- PROBLEM REQUIREMENTS -
In the records, each line holding "improvement" must be reported.

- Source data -
********

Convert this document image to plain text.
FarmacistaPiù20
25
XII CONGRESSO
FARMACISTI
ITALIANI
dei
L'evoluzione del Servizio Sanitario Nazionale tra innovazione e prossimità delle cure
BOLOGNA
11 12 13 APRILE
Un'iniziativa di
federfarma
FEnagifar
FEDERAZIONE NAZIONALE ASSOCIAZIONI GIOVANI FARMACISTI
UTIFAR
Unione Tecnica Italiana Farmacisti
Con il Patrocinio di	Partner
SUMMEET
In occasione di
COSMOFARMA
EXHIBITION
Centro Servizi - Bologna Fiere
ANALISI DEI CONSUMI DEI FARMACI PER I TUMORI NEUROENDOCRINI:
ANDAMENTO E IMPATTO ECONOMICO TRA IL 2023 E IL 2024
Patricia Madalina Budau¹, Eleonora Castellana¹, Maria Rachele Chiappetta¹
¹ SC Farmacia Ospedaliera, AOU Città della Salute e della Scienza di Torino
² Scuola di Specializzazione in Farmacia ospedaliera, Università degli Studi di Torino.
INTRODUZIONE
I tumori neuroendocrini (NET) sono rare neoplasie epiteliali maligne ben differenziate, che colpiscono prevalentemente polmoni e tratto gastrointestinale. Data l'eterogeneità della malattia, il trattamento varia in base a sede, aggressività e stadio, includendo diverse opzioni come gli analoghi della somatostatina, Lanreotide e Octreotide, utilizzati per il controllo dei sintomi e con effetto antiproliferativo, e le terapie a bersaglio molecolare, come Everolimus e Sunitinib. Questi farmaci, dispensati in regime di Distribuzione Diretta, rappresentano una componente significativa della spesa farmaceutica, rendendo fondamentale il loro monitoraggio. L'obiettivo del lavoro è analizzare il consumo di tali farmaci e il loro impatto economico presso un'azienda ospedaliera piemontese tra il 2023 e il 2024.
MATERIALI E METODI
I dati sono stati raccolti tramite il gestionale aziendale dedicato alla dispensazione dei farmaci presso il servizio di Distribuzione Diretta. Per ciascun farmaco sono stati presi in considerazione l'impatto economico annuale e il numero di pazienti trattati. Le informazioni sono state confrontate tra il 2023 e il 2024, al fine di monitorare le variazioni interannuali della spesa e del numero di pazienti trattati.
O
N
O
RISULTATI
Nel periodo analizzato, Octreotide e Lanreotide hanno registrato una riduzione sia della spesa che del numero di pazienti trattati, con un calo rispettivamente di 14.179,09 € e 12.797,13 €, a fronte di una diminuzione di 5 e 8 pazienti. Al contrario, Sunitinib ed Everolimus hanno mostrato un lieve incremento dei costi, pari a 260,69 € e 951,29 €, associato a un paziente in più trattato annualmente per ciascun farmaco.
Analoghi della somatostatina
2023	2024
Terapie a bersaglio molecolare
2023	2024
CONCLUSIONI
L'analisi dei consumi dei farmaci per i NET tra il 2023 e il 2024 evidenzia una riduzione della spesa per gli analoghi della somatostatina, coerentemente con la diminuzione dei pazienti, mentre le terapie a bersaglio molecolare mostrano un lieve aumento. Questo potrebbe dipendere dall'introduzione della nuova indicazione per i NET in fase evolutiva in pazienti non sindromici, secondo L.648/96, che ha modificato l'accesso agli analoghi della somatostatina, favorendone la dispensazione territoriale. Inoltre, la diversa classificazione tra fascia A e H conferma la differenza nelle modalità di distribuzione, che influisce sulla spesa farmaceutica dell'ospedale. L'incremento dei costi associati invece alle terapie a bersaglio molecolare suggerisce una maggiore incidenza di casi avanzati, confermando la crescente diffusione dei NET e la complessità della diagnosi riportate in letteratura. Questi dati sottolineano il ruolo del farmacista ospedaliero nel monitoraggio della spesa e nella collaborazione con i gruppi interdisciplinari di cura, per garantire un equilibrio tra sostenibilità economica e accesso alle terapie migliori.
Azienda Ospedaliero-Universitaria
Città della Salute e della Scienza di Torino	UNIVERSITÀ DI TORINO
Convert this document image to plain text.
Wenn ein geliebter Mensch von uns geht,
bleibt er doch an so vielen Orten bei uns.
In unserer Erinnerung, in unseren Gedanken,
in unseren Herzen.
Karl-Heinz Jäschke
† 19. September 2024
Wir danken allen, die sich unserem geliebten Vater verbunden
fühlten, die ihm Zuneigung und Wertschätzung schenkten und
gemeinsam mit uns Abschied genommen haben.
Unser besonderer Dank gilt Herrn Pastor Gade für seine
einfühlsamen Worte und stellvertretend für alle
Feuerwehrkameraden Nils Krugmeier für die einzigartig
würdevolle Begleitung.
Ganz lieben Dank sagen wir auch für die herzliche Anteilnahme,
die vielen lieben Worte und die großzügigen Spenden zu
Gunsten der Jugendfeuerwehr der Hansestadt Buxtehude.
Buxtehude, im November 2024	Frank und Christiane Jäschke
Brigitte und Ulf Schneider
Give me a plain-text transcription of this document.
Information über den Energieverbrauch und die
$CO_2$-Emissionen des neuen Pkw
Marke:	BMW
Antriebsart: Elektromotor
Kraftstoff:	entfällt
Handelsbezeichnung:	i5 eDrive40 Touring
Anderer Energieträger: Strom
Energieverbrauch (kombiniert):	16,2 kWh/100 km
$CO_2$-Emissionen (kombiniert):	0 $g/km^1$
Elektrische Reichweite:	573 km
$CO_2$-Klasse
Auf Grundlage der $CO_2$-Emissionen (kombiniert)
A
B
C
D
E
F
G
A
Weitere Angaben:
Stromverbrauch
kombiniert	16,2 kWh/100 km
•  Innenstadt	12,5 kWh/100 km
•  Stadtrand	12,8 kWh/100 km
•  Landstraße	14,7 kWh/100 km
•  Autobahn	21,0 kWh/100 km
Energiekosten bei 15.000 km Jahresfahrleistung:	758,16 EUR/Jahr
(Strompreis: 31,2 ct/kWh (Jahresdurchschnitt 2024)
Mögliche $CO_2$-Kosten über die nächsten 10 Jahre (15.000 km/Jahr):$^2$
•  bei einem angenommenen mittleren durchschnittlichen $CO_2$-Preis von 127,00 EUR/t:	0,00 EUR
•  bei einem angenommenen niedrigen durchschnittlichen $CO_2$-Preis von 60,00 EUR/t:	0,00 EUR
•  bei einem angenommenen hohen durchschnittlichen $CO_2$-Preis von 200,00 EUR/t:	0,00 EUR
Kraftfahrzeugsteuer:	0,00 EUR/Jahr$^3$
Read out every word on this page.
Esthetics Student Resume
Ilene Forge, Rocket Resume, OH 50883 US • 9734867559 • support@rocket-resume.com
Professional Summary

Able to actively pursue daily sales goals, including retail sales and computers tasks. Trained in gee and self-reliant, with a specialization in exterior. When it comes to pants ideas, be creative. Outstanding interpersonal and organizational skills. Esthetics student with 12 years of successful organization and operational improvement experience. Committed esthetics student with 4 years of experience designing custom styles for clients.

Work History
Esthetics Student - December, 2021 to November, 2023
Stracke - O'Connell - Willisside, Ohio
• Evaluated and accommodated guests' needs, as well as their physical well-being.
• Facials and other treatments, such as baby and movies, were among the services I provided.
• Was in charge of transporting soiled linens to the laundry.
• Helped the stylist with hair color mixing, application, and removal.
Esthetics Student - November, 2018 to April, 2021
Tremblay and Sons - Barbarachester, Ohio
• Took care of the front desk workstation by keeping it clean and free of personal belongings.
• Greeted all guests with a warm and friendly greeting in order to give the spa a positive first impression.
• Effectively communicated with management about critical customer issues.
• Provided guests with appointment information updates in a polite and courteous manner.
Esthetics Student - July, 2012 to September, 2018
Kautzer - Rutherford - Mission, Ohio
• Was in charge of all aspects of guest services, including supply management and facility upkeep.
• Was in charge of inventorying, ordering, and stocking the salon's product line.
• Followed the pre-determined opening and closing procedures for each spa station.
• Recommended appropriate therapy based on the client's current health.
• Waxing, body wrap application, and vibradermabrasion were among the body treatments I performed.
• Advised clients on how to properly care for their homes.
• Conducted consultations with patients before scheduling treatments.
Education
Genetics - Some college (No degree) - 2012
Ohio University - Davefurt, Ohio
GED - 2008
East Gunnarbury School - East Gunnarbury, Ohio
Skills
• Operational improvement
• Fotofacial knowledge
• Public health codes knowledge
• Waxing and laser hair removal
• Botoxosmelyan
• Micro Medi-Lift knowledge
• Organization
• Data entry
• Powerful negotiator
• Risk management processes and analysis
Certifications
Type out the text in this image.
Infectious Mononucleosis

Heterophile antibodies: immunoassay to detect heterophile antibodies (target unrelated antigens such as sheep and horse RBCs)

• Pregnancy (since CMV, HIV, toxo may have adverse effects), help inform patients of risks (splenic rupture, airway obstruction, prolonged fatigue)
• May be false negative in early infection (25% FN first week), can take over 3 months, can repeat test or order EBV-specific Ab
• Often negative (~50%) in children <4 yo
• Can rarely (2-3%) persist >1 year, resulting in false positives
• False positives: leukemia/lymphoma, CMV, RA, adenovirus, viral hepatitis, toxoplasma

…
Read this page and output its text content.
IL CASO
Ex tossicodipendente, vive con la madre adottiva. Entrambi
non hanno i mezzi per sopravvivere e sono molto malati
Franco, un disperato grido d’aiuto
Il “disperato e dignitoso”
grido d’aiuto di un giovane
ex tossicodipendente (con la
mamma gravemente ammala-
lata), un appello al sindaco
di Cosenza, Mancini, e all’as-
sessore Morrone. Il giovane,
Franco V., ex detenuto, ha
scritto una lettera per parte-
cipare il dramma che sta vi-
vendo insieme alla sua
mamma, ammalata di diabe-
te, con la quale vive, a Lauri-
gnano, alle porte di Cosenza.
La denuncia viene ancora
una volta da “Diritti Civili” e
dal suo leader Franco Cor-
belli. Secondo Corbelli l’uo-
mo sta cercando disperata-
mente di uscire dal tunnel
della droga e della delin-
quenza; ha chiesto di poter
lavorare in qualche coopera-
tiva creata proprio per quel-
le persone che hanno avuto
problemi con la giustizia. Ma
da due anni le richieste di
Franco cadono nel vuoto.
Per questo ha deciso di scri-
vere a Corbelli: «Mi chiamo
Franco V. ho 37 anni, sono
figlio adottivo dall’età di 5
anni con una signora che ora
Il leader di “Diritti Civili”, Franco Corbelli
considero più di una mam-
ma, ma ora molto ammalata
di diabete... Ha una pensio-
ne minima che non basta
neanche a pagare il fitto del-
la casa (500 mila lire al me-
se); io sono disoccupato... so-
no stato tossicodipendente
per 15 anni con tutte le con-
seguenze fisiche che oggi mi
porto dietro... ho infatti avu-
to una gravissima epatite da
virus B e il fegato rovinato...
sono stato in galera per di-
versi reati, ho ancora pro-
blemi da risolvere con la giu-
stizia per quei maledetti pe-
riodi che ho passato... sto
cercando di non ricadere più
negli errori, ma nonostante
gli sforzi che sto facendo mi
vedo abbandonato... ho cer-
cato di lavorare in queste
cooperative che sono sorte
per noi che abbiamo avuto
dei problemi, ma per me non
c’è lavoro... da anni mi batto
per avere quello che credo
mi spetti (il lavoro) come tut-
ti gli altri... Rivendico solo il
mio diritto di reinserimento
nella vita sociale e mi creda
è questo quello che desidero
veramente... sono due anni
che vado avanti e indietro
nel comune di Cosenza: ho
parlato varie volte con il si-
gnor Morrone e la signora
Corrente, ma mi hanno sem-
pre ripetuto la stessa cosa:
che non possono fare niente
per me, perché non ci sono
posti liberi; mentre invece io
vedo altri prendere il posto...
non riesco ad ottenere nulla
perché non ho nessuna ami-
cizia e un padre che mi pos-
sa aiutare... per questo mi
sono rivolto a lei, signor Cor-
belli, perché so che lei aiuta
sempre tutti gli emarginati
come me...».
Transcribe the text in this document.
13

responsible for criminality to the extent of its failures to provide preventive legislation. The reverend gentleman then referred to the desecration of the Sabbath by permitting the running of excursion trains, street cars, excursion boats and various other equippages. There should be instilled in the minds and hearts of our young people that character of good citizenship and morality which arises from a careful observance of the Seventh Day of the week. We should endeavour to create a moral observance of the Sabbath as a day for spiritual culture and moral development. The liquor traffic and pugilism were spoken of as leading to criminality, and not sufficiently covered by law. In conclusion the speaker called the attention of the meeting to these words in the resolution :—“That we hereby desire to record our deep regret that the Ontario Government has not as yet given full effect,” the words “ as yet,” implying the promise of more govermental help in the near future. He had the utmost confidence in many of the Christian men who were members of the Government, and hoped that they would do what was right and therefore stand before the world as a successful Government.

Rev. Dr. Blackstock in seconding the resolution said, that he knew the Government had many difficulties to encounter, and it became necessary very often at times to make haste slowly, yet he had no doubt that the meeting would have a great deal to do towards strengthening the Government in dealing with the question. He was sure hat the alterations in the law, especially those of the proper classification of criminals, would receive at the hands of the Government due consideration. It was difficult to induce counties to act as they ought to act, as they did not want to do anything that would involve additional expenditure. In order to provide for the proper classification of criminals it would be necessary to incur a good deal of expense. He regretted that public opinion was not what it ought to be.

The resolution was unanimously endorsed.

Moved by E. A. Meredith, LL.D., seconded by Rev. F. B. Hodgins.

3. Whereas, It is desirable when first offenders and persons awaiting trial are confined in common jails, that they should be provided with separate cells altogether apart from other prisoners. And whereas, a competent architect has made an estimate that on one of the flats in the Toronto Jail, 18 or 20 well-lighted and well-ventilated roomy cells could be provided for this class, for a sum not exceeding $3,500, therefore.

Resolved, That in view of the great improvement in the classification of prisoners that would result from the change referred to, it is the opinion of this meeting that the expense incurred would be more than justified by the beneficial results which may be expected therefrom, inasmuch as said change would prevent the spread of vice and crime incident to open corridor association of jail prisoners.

********

- SOLUTION FOR THIS EXERCISE -
Able to actively pursue daily sales goals, including retail sales and computers tasks. Trained in gee and self-reliant, with a specialization in exterior. When it comes to pants ideas, be creative. Outstanding interpersonal and organizational skills. Esthetics student with 12 years of successful organization and operational improvement experience. Committed esthetics student with 4 years of experience designing custom styles for clients.
• Operational improvement
Resolved, That in view of the great improvement in the classification of prisoners that would result from the change referred to, it is the opinion of this meeting that the expense incurred would be more than justified by the beneficial results which may be expected therefrom, inasmuch as said change would prevent the spread of vice and crime incident to open corridor association of jail prisoners.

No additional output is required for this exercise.